- **DATASET**:

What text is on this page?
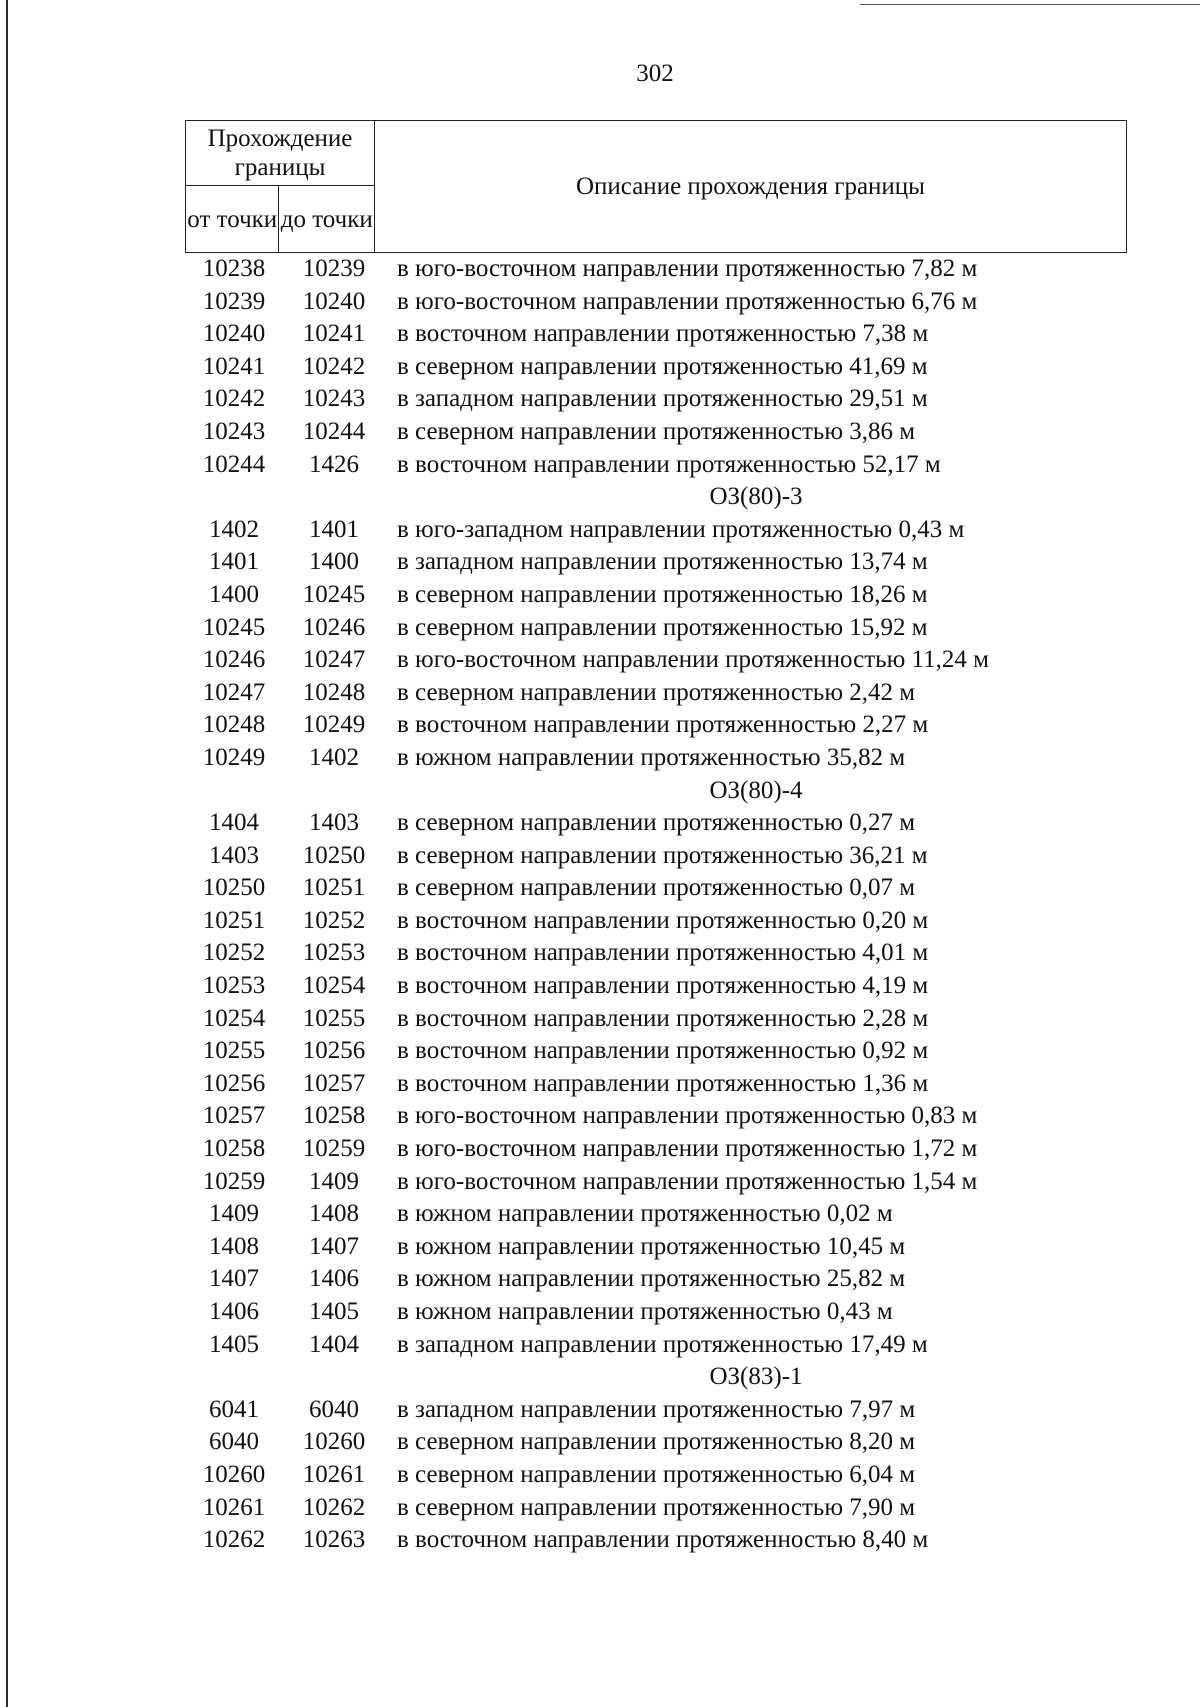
302
Прохождение границы		Описание прохождения границы
от точки	до точки	
10238	10239	в юго-восточном направлении протяженностью 7,82 м
10239	10240	в юго-восточном направлении протяженностью 6,76 м
10240	10241	в восточном направлении протяженностью 7,38 м
10241	10242	в северном направлении протяженностью 41,69 м
10242	10243	в западном направлении протяженностью 29,51 м
10243	10244	в северном направлении протяженностью 3,86 м
10244	1426	в восточном направлении протяженностью 52,17 м
ОЗ(80)-3
1402	1401	в юго-западном направлении протяженностью 0,43 м
1401	1400	в западном направлении протяженностью 13,74 м
1400	10245	в северном направлении протяженностью 18,26 м
10245	10246	в северном направлении протяженностью 15,92 м
10246	10247	в юго-восточном направлении протяженностью 11,24 м
10247	10248	в северном направлении протяженностью 2,42 м
10248	10249	в восточном направлении протяженностью 2,27 м
10249	1402	в южном направлении протяженностью 35,82 м
ОЗ(80)-4
1404	1403	в северном направлении протяженностью 0,27 м
1403	10250	в северном направлении протяженностью 36,21 м
10250	10251	в северном направлении протяженностью 0,07 м
10251	10252	в восточном направлении протяженностью 0,20 м
10252	10253	в восточном направлении протяженностью 4,01 м
10253	10254	в восточном направлении протяженностью 4,19 м
10254	10255	в восточном направлении протяженностью 2,28 м
10255	10256	в восточном направлении протяженностью 0,92 м
10256	10257	в восточном направлении протяженностью 1,36 м
10257	10258	в юго-восточном направлении протяженностью 0,83 м
10258	10259	в юго-восточном направлении протяженностью 1,72 м
10259	1409	в юго-восточном направлении протяженностью 1,54 м
1409	1408	в южном направлении протяженностью 0,02 м
1408	1407	в южном направлении протяженностью 10,45 м
1407	1406	в южном направлении протяженностью 25,82 м
1406	1405	в южном направлении протяженностью 0,43 м
1405	1404	в западном направлении протяженностью 17,49 м
ОЗ(83)-1
6041	6040	в западном направлении протяженностью 7,97 м
6040	10260	в северном направлении протяженностью 8,20 м
10260	10261	в северном направлении протяженностью 6,04 м
10261	10262	в северном направлении протяженностью 7,90 м
10262	10263	в восточном направлении протяженностью 8,40 м
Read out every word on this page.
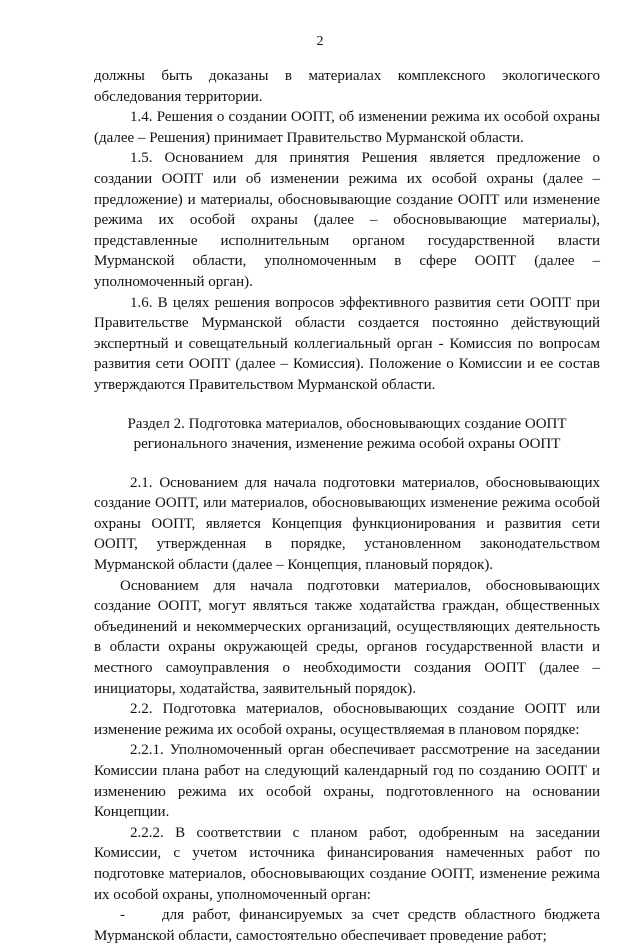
2

должны быть доказаны в материалах комплексного экологического обследования территории.

1.4. Решения о создании ООПТ, об изменении режима их особой охраны (далее – Решения) принимает Правительство Мурманской области.

1.5. Основанием для принятия Решения является предложение о создании ООПТ или об изменении режима их особой охраны (далее – предложение) и материалы, обосновывающие создание ООПТ или изменение режима их особой охраны (далее – обосновывающие материалы), представленные исполнительным органом государственной власти Мурманской области, уполномоченным в сфере ООПТ (далее – уполномоченный орган).

1.6. В целях решения вопросов эффективного развития сети ООПТ при Правительстве Мурманской области создается постоянно действующий экспертный и совещательный коллегиальный орган - Комиссия по вопросам развития сети ООПТ (далее – Комиссия). Положение о Комиссии и ее состав утверждаются Правительством Мурманской области.

Раздел 2. Подготовка материалов, обосновывающих создание ООПТ регионального значения, изменение режима особой охраны ООПТ

2.1. Основанием для начала подготовки материалов, обосновывающих создание ООПТ, или материалов, обосновывающих изменение режима особой охраны ООПТ, является Концепция функционирования и развития сети ООПТ, утвержденная в порядке, установленном законодательством Мурманской области (далее – Концепция, плановый порядок).

Основанием для начала подготовки материалов, обосновывающих создание ООПТ, могут являться также ходатайства граждан, общественных объединений и некоммерческих организаций, осуществляющих деятельность в области охраны окружающей среды, органов государственной власти и местного самоуправления о необходимости создания ООПТ (далее – инициаторы, ходатайства, заявительный порядок).

2.2. Подготовка материалов, обосновывающих создание ООПТ или изменение режима их особой охраны, осуществляемая в плановом порядке:

2.2.1. Уполномоченный орган обеспечивает рассмотрение на заседании Комиссии плана работ на следующий календарный год по созданию ООПТ и изменению режима их особой охраны, подготовленного на основании Концепции.

2.2.2. В соответствии с планом работ, одобренным на заседании Комиссии, с учетом источника финансирования намеченных работ по подготовке материалов, обосновывающих создание ООПТ, изменение режима их особой охраны, уполномоченный орган:

- для работ, финансируемых за счет средств областного бюджета Мурманской области, самостоятельно обеспечивает проведение работ;
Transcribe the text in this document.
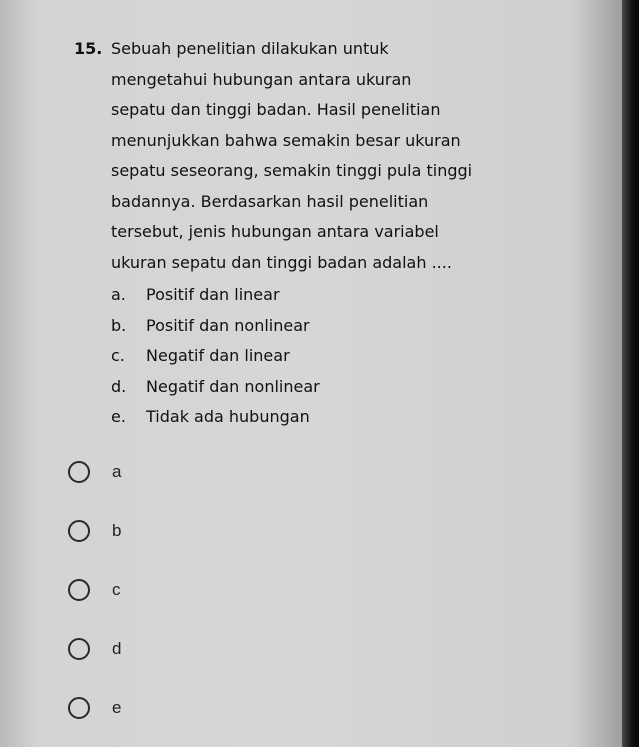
15. Sebuah penelitian dilakukan untuk
mengetahui hubungan antara ukuran
sepatu dan tinggi badan. Hasil penelitian
menunjukkan bahwa semakin besar ukuran
sepatu seseorang, semakin tinggi pula tinggi
badannya. Berdasarkan hasil penelitian
tersebut, jenis hubungan antara variabel
ukuran sepatu dan tinggi badan adalah ....
a. Positif dan linear
b. Positif dan nonlinear
c. Negatif dan linear
d. Negatif dan nonlinear
e. Tidak ada hubungan
a
b
c
d
e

- **WRITTEN PROBLEM**: Wherever the word "penelitian" occurs in a line of the listing, copy that line.

- **THE ANSWER**:
15. Sebuah penelitian dilakukan untuk
sepatu dan tinggi badan. Hasil penelitian
badannya. Berdasarkan hasil penelitian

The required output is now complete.